▶ _Problem statement_:
Set down the full listing exactly, character for character.
======== Data excerpts
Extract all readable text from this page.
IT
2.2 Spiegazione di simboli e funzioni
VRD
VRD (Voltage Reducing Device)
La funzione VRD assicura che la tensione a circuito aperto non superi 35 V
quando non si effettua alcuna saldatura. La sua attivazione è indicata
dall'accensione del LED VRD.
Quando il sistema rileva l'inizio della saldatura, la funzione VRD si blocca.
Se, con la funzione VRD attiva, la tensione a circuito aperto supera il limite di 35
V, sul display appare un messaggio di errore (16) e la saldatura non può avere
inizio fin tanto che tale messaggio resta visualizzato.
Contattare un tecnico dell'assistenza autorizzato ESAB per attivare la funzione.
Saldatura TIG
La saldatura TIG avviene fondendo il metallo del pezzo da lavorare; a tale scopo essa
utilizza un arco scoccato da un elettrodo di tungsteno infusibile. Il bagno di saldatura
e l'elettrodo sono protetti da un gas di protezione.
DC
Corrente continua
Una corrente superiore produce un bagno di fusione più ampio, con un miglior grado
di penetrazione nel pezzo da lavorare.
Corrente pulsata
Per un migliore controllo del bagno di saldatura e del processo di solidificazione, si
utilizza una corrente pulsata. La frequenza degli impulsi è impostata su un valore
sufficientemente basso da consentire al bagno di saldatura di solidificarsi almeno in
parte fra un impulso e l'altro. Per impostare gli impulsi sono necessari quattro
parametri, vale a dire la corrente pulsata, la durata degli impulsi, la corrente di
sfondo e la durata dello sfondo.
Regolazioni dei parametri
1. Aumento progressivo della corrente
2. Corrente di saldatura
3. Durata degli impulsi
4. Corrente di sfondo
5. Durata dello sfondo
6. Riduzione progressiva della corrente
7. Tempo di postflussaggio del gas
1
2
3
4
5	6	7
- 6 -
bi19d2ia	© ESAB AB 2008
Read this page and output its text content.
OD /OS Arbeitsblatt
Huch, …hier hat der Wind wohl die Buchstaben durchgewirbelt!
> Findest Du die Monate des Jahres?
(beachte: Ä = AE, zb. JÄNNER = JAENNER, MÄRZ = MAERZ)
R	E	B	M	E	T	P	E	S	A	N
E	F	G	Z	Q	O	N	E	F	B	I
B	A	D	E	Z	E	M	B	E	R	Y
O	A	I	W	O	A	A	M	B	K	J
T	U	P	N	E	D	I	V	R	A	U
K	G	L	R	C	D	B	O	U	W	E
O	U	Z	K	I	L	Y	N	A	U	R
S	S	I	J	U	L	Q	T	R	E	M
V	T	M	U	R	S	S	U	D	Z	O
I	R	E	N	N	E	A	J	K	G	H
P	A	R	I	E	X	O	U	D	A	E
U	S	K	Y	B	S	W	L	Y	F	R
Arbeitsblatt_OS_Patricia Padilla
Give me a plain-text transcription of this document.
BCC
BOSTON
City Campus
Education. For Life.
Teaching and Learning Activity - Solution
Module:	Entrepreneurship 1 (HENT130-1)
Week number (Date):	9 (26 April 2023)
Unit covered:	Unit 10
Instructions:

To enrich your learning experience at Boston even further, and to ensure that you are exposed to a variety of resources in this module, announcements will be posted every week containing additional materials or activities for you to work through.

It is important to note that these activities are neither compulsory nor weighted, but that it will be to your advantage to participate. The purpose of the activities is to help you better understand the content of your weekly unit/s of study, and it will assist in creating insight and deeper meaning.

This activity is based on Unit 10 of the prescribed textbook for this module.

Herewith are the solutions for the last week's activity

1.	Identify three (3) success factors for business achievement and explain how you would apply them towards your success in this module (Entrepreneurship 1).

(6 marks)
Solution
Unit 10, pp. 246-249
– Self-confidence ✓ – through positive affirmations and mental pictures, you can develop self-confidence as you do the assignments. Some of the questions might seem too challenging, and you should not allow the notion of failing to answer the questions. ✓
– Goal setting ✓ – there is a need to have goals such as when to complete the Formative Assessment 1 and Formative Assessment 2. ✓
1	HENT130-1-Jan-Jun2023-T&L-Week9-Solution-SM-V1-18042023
================
▶ _Expected output_:
Extract all readable text from this page.
IT
2.2 Spiegazione di simboli e funzioni
VRD
VRD (Voltage Reducing Device)
La funzione VRD assicura che la tensione a circuito aperto non superi 35 V
quando non si effettua alcuna saldatura. La sua attivazione è indicata
dall'accensione del LED VRD.
Quando il sistema rileva l'inizio della saldatura, la funzione VRD si blocca.
Se, con la funzione VRD attiva, la tensione a circuito aperto supera il limite di 35
V, sul display appare un messaggio di errore (16) e la saldatura non può avere
inizio fin tanto che tale messaggio resta visualizzato.
Contattare un tecnico dell'assistenza autorizzato ESAB per attivare la funzione.
Saldatura TIG
La saldatura TIG avviene fondendo il metallo del pezzo da lavorare; a tale scopo essa
utilizza un arco scoccato da un elettrodo di tungsteno infusibile. Il bagno di saldatura
e l'elettrodo sono protetti da un gas di protezione.
DC
Corrente continua
Una corrente superiore produce un bagno di fusione più ampio, con un miglior grado
di penetrazione nel pezzo da lavorare.
Corrente pulsata
Per un migliore controllo del bagno di saldatura e del processo di solidificazione, si
utilizza una corrente pulsata. La frequenza degli impulsi è impostata su un valore
sufficientemente basso da consentire al bagno di saldatura di solidificarsi almeno in
parte fra un impulso e l'altro. Per impostare gli impulsi sono necessari quattro
parametri, vale a dire la corrente pulsata, la durata degli impulsi, la corrente di
sfondo e la durata dello sfondo.
Regolazioni dei parametri
1. Aumento progressivo della corrente
2. Corrente di saldatura
3. Durata degli impulsi
4. Corrente di sfondo
5. Durata dello sfondo
6. Riduzione progressiva della corrente
7. Tempo di postflussaggio del gas
1
2
3
4
5	6	7
- 6 -
bi19d2ia	© ESAB AB 2008
Read this page and output its text content.
OD /OS Arbeitsblatt
Huch, …hier hat der Wind wohl die Buchstaben durchgewirbelt!
> Findest Du die Monate des Jahres?
(beachte: Ä = AE, zb. JÄNNER = JAENNER, MÄRZ = MAERZ)
R	E	B	M	E	T	P	E	S	A	N
E	F	G	Z	Q	O	N	E	F	B	I
B	A	D	E	Z	E	M	B	E	R	Y
O	A	I	W	O	A	A	M	B	K	J
T	U	P	N	E	D	I	V	R	A	U
K	G	L	R	C	D	B	O	U	W	E
O	U	Z	K	I	L	Y	N	A	U	R
S	S	I	J	U	L	Q	T	R	E	M
V	T	M	U	R	S	S	U	D	Z	O
I	R	E	N	N	E	A	J	K	G	H
P	A	R	I	E	X	O	U	D	A	E
U	S	K	Y	B	S	W	L	Y	F	R
Arbeitsblatt_OS_Patricia Padilla
Give me a plain-text transcription of this document.
BCC
BOSTON
City Campus
Education. For Life.
Teaching and Learning Activity - Solution
Module:	Entrepreneurship 1 (HENT130-1)
Week number (Date):	9 (26 April 2023)
Unit covered:	Unit 10
Instructions:

To enrich your learning experience at Boston even further, and to ensure that you are exposed to a variety of resources in this module, announcements will be posted every week containing additional materials or activities for you to work through.

It is important to note that these activities are neither compulsory nor weighted, but that it will be to your advantage to participate. The purpose of the activities is to help you better understand the content of your weekly unit/s of study, and it will assist in creating insight and deeper meaning.

This activity is based on Unit 10 of the prescribed textbook for this module.

Herewith are the solutions for the last week's activity

1.	Identify three (3) success factors for business achievement and explain how you would apply them towards your success in this module (Entrepreneurship 1).

(6 marks)
Solution
Unit 10, pp. 246-249
– Self-confidence ✓ – through positive affirmations and mental pictures, you can develop self-confidence as you do the assignments. Some of the questions might seem too challenging, and you should not allow the notion of failing to answer the questions. ✓
– Goal setting ✓ – there is a need to have goals such as when to complete the Formative Assessment 1 and Formative Assessment 2. ✓
1	HENT130-1-Jan-Jun2023-T&L-Week9-Solution-SM-V1-18042023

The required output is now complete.